# Records for processing:

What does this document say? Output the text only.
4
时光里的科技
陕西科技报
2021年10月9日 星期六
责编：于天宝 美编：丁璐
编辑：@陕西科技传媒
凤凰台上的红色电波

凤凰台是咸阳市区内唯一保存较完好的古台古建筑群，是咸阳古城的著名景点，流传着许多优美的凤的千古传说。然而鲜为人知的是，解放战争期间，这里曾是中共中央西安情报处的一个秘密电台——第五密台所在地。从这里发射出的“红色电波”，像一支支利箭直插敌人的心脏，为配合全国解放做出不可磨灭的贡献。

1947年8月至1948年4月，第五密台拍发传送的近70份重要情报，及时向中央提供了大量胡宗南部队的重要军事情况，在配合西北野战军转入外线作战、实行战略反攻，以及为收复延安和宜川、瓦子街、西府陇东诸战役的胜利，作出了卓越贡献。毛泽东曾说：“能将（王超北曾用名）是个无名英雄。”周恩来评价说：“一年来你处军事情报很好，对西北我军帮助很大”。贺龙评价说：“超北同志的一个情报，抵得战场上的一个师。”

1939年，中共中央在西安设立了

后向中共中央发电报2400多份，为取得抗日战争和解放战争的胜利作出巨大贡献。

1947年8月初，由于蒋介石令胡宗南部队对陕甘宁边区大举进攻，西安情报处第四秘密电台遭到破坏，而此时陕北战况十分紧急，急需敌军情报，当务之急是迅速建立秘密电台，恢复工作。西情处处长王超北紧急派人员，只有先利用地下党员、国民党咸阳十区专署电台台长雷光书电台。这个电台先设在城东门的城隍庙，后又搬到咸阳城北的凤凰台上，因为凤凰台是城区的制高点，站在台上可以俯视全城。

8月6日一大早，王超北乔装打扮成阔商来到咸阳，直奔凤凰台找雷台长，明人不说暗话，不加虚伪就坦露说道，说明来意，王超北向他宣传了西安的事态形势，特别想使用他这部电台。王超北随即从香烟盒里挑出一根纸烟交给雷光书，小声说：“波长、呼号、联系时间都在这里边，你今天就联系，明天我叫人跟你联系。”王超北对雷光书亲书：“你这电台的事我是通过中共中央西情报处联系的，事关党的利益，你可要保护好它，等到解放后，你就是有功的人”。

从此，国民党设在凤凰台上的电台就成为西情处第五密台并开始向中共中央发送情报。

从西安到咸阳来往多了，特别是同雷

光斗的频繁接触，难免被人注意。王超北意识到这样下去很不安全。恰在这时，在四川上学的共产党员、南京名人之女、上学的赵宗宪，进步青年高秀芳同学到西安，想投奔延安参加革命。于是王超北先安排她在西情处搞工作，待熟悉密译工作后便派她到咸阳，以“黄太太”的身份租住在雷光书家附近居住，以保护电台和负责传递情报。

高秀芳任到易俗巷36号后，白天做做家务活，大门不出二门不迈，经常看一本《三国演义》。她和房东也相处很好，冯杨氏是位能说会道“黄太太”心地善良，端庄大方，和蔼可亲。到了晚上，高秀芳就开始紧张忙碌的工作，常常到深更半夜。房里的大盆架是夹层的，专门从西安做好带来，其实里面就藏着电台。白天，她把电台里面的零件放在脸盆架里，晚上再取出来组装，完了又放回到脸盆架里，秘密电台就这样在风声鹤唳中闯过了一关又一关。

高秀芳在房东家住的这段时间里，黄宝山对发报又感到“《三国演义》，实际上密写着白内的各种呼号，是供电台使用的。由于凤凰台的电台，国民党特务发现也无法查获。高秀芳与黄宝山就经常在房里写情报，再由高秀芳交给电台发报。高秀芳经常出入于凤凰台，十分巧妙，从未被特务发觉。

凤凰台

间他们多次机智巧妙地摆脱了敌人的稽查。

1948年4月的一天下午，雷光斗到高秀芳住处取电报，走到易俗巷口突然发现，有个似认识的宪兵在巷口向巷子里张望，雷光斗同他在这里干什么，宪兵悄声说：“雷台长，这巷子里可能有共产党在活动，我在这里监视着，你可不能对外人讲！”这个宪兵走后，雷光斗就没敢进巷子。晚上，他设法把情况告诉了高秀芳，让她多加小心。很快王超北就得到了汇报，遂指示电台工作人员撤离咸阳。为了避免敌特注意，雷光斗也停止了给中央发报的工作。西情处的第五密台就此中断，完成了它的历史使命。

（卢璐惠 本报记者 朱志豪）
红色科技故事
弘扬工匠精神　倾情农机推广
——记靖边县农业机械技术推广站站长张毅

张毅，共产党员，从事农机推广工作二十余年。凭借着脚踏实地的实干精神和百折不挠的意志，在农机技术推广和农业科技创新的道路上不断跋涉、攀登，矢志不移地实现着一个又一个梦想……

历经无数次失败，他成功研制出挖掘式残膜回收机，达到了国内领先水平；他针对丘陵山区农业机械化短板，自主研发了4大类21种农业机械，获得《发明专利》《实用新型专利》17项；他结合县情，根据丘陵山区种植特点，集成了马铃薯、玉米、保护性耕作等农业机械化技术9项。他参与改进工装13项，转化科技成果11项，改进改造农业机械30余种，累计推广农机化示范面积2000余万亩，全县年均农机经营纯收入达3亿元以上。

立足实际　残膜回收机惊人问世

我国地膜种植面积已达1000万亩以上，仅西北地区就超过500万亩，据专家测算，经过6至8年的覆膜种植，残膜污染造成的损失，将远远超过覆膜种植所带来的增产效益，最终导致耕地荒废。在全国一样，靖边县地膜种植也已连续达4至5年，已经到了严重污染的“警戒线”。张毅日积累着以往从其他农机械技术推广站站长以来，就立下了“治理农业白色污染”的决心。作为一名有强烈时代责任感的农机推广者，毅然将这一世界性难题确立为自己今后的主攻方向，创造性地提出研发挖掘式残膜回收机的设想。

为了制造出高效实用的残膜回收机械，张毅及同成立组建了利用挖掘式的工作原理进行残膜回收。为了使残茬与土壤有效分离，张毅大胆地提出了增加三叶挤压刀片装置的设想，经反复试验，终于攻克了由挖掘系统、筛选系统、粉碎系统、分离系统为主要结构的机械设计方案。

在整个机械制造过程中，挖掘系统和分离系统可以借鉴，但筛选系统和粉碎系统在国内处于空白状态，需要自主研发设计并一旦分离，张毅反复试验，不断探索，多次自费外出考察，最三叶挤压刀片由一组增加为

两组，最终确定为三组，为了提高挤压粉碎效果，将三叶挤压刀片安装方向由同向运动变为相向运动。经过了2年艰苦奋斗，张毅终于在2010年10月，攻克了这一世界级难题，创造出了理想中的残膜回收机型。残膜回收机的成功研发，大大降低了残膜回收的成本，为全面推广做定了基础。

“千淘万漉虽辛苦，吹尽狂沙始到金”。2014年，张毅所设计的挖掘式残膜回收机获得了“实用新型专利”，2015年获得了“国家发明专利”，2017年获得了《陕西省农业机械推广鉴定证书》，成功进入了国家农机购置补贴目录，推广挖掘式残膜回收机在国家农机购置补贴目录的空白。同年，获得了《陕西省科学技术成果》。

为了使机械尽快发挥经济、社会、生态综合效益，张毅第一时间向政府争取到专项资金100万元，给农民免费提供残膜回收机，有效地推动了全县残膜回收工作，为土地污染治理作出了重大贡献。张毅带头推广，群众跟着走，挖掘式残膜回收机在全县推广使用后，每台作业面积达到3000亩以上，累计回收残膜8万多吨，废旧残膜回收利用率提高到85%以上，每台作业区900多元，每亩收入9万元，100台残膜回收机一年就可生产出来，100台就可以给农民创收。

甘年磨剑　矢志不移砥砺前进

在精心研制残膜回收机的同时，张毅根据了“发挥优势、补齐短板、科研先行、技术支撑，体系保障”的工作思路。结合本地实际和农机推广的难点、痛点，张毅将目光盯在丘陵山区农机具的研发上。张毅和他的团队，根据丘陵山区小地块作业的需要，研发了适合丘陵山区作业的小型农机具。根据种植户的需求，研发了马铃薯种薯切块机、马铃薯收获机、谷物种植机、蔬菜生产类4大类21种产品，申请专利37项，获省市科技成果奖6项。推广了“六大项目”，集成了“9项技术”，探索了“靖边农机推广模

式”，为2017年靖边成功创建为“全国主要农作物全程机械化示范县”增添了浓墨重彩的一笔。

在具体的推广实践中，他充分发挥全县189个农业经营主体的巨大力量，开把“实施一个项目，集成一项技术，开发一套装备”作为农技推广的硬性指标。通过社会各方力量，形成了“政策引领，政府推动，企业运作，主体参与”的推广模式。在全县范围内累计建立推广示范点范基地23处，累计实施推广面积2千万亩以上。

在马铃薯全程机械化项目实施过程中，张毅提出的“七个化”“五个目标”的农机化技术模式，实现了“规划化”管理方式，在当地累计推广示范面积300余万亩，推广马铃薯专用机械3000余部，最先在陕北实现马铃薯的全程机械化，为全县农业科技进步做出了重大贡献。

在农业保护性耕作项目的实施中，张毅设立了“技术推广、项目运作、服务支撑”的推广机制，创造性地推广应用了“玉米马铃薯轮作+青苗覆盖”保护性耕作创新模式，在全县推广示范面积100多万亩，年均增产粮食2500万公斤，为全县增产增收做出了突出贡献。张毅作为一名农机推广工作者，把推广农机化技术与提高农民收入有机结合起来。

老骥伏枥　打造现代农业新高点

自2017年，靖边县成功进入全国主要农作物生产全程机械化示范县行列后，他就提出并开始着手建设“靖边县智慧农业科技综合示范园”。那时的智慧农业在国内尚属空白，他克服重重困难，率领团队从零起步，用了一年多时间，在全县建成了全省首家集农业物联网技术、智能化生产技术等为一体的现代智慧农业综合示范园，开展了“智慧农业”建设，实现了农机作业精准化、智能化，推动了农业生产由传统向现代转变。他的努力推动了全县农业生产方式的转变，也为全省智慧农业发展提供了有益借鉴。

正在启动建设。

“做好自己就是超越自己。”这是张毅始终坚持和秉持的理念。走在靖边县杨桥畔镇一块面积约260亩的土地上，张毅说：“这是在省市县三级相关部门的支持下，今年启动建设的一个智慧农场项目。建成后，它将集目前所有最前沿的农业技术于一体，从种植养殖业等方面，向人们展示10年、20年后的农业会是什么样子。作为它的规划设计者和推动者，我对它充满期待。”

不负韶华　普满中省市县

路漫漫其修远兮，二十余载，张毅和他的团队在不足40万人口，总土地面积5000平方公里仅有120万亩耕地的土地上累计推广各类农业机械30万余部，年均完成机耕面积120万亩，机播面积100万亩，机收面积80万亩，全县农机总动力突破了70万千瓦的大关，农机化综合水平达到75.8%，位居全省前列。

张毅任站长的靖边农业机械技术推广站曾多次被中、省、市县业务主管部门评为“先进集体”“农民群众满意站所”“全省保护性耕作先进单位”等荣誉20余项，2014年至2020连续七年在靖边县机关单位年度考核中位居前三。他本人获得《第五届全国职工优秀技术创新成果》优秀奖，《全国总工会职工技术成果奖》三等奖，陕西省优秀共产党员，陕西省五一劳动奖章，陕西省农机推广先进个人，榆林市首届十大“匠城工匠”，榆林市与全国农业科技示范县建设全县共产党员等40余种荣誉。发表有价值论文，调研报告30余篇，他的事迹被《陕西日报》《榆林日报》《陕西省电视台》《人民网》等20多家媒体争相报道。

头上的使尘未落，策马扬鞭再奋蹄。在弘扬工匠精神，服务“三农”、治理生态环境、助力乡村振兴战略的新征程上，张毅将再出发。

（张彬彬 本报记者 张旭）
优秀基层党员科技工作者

# Work to do:
Find all lines with "实用新型专利" in them and copy each one.

# Expected answer:
历经无数次失败，他成功研制出挖掘式残膜回收机，达到了国内领先水平；他针对丘陵山区农业机械化短板，自主研发了4大类21种农业机械，获得《发明专利》《实用新型专利》17项；他结合县情，根据丘陵山区种植特点，集成了马铃薯、玉米、保护性耕作等农业机械化技术9项。他参与改进工装13项，转化科技成果11项，改进改造农业机械30余种，累计推广农机化示范面积2000余万亩，全县年均农机经营纯收入达3亿元以上。
“千淘万漉虽辛苦，吹尽狂沙始到金”。2014年，张毅所设计的挖掘式残膜回收机获得了“实用新型专利”，2015年获得了“国家发明专利”，2017年获得了《陕西省农业机械推广鉴定证书》，成功进入了国家农机购置补贴目录，推广挖掘式残膜回收机在国家农机购置补贴目录的空白。同年，获得了《陕西省科学技术成果》。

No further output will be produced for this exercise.